[Stored data entries]
---
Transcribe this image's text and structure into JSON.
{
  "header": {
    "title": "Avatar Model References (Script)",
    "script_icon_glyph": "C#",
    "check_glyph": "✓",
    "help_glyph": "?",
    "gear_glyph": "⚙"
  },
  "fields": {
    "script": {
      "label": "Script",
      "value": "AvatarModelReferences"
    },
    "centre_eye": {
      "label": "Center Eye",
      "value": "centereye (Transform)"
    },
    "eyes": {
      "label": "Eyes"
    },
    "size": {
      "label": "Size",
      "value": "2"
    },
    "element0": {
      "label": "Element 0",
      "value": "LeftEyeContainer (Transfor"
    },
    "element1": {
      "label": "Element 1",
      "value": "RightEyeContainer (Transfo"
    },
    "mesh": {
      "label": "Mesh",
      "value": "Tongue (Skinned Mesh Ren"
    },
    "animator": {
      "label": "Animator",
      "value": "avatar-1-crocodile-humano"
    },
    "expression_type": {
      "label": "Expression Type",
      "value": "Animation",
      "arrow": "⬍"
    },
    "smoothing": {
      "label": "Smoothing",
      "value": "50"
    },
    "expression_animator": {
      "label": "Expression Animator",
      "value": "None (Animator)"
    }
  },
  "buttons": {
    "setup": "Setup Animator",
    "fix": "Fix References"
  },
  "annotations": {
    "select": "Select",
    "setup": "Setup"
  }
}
---
* [Given task]
Above are some records. Print them all exactly.

* [Answer to this problem]
Transcribe this image's text and structure into JSON.
{
  "header": {
    "title": "Avatar Model References (Script)",
    "script_icon_glyph": "C#",
    "check_glyph": "✓",
    "help_glyph": "?",
    "gear_glyph": "⚙"
  },
  "fields": {
    "script": {
      "label": "Script",
      "value": "AvatarModelReferences"
    },
    "centre_eye": {
      "label": "Center Eye",
      "value": "centereye (Transform)"
    },
    "eyes": {
      "label": "Eyes"
    },
    "size": {
      "label": "Size",
      "value": "2"
    },
    "element0": {
      "label": "Element 0",
      "value": "LeftEyeContainer (Transfor"
    },
    "element1": {
      "label": "Element 1",
      "value": "RightEyeContainer (Transfo"
    },
    "mesh": {
      "label": "Mesh",
      "value": "Tongue (Skinned Mesh Ren"
    },
    "animator": {
      "label": "Animator",
      "value": "avatar-1-crocodile-humano"
    },
    "expression_type": {
      "label": "Expression Type",
      "value": "Animation",
      "arrow": "⬍"
    },
    "smoothing": {
      "label": "Smoothing",
      "value": "50"
    },
    "expression_animator": {
      "label": "Expression Animator",
      "value": "None (Animator)"
    }
  },
  "buttons": {
    "setup": "Setup Animator",
    "fix": "Fix References"
  },
  "annotations": {
    "select": "Select",
    "setup": "Setup"
  }
}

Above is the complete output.